[Layout element entries]
● ● ●

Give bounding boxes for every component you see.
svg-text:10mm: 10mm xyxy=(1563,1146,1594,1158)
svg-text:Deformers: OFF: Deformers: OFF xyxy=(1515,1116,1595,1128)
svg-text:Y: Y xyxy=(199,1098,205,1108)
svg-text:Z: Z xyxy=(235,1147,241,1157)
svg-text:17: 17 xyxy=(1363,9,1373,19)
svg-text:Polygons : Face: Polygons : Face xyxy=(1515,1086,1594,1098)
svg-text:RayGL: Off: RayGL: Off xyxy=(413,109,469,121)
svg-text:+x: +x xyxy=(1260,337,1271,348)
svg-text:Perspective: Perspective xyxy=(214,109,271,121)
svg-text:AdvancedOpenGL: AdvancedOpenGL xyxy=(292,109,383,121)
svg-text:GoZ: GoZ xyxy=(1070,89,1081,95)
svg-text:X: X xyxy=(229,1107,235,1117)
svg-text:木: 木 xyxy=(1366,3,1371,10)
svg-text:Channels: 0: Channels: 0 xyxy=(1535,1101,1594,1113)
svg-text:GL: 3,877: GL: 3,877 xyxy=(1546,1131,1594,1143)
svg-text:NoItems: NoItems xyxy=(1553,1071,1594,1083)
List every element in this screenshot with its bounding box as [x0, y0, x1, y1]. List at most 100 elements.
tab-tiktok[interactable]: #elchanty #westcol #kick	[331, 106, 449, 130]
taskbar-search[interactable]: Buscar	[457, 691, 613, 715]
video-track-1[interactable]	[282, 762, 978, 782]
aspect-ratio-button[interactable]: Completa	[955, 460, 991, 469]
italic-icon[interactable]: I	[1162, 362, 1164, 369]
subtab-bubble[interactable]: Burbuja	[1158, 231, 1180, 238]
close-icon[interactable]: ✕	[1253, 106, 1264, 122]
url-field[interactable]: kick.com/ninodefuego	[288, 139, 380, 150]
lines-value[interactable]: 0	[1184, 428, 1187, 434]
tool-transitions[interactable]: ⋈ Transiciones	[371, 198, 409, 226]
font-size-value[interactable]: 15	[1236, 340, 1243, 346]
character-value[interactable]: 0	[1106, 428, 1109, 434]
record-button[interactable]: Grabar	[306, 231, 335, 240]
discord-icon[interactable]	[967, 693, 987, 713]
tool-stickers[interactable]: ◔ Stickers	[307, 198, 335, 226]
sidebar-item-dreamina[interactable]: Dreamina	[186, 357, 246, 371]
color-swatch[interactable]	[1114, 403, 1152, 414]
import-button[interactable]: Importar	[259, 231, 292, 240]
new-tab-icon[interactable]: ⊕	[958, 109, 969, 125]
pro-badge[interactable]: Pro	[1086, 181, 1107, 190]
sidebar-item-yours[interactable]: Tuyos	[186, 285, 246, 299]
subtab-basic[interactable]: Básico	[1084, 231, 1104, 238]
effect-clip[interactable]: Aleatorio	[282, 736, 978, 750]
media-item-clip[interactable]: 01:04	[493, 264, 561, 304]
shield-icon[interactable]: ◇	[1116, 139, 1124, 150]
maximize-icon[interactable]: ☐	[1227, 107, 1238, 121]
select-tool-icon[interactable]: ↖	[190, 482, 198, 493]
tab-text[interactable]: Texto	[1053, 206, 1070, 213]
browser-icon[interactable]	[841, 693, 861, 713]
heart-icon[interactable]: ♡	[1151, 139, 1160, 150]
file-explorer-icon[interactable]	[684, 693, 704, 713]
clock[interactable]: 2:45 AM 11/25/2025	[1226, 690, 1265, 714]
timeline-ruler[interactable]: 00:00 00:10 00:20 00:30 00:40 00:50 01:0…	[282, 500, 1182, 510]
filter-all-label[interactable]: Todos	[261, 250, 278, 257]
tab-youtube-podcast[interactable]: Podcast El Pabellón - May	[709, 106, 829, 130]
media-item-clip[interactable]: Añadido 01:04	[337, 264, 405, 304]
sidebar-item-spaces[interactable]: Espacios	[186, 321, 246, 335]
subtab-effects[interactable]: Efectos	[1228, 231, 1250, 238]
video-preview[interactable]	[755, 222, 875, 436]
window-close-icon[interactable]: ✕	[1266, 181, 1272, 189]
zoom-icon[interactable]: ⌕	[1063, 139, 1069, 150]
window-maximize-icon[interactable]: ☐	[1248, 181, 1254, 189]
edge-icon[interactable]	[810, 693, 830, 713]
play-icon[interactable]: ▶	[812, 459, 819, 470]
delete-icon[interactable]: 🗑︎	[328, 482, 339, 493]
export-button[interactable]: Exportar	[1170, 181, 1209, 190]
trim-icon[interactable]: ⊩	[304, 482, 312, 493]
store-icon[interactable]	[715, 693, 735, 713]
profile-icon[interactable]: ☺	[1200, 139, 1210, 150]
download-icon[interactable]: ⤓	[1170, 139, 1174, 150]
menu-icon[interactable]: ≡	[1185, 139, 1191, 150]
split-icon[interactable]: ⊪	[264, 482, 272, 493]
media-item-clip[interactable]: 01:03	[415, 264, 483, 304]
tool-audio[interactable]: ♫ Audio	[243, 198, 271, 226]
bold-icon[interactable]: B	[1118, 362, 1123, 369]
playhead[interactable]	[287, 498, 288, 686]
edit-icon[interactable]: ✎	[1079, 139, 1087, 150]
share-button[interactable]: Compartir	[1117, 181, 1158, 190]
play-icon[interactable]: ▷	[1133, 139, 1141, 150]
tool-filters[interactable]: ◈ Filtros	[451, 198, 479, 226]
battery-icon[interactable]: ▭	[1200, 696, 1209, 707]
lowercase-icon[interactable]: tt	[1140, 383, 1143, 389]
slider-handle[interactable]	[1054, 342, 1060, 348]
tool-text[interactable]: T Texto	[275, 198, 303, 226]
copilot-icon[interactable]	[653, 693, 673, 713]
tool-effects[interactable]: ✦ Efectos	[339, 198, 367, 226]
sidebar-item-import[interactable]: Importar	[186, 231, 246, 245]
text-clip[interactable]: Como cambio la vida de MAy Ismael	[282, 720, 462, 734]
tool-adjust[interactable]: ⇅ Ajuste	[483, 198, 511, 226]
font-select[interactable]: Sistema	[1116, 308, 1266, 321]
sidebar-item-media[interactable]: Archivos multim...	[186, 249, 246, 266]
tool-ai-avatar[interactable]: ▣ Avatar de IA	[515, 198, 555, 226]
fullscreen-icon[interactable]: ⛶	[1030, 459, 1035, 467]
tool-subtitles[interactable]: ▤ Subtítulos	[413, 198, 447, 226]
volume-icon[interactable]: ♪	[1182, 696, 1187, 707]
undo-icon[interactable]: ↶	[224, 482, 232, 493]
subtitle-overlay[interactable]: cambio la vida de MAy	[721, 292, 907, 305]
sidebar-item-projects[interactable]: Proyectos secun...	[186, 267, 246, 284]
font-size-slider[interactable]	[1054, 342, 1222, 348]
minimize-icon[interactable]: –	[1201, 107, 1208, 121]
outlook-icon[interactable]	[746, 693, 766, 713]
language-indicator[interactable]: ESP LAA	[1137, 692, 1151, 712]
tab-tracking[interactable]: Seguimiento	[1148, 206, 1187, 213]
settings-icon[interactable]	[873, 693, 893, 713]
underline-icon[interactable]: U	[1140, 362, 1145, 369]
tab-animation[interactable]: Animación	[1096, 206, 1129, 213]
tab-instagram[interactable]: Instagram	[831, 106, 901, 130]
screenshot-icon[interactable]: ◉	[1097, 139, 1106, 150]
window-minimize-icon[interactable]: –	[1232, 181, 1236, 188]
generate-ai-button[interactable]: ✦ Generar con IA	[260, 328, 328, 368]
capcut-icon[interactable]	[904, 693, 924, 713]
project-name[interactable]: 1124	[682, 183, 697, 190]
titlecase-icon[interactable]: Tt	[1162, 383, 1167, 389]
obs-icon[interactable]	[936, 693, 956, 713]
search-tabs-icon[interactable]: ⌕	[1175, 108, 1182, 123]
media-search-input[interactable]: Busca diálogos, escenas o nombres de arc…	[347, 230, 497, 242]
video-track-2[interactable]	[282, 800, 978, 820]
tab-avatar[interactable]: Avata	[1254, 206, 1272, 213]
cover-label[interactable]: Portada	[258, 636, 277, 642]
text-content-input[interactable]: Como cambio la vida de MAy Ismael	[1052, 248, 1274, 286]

● ● ●

Stated problem: Lay out as a JSON list of strings, one string per line with blank lines omitted, the lines starting at the beginning of the records and ending at the line that contains "svg-text:17: 17 xyxy=(1363,9,1373,19)".

Task result:
[
  "Give bounding boxes for every component you see.",
  "svg-text:10mm: 10mm xyxy=(1563,1146,1594,1158)",
  "svg-text:Deformers: OFF: Deformers: OFF xyxy=(1515,1116,1595,1128)",
  "svg-text:Y: Y xyxy=(199,1098,205,1108)",
  "svg-text:Z: Z xyxy=(235,1147,241,1157)",
  "svg-text:17: 17 xyxy=(1363,9,1373,19)"
]